*Task instructions:* Determine how many lines hold "Level" and give only that number.

*Available records:*
------
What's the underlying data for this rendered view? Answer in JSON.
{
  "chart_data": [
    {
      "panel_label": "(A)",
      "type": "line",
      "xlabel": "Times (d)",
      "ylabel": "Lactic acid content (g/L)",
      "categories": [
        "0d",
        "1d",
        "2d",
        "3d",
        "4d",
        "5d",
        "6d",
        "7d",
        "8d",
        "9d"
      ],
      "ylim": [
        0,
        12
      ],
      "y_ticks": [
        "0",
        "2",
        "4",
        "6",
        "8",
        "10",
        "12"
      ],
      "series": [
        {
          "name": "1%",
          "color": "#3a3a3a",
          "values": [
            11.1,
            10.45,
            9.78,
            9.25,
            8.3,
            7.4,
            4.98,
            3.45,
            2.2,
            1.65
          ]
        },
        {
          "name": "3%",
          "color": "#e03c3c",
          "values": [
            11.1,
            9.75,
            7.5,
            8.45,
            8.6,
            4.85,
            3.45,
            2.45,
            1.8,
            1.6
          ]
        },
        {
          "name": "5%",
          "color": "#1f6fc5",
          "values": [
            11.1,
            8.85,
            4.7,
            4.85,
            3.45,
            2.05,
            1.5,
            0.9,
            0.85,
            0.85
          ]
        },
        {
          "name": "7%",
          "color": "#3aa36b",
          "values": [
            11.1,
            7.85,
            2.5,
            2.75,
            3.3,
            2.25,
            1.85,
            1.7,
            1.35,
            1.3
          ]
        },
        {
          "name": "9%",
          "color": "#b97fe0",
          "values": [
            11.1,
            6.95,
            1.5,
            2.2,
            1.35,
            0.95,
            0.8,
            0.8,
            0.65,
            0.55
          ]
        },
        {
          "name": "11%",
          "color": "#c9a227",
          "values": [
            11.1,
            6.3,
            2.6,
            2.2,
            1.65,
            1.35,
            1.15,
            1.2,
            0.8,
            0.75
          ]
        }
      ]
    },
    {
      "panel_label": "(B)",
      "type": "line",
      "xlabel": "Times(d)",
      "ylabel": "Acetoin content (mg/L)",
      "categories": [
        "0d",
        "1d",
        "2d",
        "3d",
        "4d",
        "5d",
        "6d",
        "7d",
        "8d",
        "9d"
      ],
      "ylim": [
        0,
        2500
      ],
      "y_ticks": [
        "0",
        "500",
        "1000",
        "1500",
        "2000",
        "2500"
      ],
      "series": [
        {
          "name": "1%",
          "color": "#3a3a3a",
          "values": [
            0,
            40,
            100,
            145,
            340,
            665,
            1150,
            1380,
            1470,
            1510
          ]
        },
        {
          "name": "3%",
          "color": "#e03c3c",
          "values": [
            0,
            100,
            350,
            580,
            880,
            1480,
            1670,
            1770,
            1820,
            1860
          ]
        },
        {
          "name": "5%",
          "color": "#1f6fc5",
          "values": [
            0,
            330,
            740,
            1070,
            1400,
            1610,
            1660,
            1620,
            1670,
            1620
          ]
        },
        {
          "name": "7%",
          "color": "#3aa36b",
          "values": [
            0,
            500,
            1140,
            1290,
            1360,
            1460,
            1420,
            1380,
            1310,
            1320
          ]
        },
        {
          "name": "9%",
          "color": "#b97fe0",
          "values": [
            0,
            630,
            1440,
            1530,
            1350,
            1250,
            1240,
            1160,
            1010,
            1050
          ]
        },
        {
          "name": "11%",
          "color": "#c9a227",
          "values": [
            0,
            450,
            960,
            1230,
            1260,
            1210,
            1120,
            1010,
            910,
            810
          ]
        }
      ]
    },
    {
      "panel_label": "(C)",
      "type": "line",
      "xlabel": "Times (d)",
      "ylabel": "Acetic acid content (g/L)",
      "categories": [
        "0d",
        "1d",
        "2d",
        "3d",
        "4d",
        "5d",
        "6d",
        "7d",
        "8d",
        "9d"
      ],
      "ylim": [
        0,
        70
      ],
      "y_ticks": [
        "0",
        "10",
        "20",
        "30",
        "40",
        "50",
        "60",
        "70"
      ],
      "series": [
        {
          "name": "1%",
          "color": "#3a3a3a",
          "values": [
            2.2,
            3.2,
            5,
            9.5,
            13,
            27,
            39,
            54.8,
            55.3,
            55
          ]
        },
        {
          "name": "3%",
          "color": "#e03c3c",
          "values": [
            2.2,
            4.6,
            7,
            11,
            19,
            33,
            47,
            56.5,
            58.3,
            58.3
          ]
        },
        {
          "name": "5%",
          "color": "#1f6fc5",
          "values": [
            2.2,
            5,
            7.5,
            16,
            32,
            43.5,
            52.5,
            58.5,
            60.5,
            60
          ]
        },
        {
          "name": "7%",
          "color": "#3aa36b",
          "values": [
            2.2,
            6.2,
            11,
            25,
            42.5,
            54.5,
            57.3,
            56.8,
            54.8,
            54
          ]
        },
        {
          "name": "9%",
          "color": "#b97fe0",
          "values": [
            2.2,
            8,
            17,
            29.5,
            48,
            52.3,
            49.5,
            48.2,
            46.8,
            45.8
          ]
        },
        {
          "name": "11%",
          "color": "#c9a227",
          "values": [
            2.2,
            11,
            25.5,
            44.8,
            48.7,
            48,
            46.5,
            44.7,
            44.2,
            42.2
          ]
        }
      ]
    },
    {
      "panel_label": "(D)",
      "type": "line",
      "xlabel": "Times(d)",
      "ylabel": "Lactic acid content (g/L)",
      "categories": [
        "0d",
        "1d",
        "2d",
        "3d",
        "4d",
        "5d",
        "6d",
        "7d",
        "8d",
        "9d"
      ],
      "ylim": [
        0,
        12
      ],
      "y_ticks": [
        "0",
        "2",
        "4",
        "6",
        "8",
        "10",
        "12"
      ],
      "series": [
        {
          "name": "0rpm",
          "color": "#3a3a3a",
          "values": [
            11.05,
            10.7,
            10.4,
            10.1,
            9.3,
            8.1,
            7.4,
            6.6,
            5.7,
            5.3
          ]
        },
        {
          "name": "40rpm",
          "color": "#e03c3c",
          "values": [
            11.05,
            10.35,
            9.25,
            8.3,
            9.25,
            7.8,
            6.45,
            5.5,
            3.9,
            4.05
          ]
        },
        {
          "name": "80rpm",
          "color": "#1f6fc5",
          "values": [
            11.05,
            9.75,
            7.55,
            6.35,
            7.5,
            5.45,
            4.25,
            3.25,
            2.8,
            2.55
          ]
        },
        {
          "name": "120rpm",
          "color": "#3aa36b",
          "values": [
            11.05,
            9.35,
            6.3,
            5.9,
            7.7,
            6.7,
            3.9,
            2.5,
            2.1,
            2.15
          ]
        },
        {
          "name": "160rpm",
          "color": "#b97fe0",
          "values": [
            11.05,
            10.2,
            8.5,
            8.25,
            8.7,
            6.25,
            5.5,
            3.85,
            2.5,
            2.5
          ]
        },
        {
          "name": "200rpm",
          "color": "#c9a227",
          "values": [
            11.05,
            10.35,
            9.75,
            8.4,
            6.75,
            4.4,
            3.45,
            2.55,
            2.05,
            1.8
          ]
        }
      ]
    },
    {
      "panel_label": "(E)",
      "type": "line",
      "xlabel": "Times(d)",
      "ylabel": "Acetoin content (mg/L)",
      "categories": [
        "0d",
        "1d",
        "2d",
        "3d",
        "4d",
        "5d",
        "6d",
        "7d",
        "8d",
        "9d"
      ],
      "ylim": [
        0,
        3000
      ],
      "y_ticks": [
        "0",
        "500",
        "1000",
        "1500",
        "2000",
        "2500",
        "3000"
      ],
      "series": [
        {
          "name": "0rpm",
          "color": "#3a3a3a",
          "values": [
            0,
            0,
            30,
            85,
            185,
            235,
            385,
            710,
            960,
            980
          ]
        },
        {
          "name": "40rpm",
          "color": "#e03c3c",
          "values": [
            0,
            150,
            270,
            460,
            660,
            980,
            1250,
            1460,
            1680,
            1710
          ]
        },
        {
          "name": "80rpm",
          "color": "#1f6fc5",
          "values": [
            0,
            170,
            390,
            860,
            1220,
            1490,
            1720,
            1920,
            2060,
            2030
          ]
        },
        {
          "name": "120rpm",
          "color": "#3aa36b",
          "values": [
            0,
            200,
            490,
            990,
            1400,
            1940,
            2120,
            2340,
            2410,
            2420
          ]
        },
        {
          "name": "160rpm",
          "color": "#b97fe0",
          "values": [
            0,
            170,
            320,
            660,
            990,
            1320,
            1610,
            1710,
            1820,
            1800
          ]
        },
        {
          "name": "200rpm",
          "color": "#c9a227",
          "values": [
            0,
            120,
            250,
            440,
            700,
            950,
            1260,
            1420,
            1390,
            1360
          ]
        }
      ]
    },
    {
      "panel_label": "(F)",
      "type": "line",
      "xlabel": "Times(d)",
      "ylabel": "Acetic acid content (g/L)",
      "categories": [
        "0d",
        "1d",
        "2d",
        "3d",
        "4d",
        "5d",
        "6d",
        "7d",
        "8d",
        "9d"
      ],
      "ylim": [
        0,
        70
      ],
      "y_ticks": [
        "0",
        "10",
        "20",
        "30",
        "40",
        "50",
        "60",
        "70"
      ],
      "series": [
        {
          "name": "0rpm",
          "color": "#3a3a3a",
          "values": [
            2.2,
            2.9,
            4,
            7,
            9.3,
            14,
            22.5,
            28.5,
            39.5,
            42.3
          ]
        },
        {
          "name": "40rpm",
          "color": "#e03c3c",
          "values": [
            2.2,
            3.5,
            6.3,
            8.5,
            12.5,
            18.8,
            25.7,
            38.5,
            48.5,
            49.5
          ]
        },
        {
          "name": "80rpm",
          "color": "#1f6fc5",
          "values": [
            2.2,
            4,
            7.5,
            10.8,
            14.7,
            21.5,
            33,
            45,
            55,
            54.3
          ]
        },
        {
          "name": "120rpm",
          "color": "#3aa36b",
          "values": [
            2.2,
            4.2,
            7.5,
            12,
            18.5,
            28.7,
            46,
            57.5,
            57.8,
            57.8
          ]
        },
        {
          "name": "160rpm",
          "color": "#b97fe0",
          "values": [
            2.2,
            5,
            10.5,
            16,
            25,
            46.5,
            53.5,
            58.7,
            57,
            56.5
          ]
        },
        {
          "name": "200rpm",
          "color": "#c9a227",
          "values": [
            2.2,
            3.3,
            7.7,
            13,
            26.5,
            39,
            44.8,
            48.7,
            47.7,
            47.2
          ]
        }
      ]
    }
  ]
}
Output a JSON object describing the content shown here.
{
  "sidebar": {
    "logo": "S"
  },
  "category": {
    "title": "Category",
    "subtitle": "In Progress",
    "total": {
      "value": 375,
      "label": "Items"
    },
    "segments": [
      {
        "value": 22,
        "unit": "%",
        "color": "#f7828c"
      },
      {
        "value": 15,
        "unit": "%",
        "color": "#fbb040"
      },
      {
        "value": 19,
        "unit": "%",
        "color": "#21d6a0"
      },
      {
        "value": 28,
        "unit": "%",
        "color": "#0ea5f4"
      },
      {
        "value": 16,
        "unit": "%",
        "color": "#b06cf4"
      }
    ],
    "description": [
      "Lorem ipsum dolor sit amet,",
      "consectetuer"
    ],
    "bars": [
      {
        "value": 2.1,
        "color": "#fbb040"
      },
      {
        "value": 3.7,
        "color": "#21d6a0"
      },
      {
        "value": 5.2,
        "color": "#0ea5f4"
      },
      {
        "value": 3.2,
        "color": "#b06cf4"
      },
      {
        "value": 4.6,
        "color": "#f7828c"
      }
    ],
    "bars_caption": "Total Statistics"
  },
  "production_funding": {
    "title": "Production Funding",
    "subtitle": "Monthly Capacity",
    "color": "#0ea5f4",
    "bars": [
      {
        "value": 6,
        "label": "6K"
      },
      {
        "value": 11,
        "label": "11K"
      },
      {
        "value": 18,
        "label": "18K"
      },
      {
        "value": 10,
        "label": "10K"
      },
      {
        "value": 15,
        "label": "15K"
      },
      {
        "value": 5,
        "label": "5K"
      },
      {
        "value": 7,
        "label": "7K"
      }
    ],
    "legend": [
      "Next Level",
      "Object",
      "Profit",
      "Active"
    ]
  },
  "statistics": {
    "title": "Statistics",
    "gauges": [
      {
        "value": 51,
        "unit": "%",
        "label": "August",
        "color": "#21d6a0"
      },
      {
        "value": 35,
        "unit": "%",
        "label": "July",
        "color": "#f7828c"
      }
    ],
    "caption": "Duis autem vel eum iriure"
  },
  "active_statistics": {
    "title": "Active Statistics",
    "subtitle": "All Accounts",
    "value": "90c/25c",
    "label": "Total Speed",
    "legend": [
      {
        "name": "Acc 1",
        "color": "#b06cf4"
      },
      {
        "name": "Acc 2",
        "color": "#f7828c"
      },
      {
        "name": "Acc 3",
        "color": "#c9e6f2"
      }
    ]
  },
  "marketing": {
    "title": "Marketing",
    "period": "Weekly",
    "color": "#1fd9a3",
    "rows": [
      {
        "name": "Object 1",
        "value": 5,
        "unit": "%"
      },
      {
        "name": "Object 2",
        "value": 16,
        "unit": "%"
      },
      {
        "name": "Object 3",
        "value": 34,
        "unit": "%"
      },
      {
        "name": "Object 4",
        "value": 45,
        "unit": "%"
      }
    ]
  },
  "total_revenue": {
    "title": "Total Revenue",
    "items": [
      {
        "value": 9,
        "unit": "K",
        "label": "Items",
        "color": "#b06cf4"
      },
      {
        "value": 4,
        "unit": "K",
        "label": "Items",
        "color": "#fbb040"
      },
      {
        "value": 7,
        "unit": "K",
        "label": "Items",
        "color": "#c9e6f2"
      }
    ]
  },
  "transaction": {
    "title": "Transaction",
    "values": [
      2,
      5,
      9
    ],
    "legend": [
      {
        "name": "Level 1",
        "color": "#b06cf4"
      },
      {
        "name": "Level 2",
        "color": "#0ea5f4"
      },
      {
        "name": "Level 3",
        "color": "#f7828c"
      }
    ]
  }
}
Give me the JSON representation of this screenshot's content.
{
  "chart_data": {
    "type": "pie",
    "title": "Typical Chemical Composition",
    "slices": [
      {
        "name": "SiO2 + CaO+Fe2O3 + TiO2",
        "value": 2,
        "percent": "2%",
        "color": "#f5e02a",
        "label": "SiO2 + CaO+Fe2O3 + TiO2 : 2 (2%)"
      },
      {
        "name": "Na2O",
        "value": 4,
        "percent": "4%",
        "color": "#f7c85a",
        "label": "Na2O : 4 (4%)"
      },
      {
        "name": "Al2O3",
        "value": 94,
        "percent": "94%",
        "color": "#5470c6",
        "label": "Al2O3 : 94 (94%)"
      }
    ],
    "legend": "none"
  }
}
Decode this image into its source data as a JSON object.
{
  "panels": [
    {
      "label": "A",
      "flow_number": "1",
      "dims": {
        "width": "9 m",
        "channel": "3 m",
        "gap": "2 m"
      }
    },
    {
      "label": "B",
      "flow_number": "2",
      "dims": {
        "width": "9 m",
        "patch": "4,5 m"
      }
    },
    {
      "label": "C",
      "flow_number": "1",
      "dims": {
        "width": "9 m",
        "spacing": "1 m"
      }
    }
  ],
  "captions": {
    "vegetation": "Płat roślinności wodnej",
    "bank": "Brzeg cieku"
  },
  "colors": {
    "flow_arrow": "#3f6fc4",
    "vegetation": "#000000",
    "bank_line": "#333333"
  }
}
------
*Response to the exercise:* 4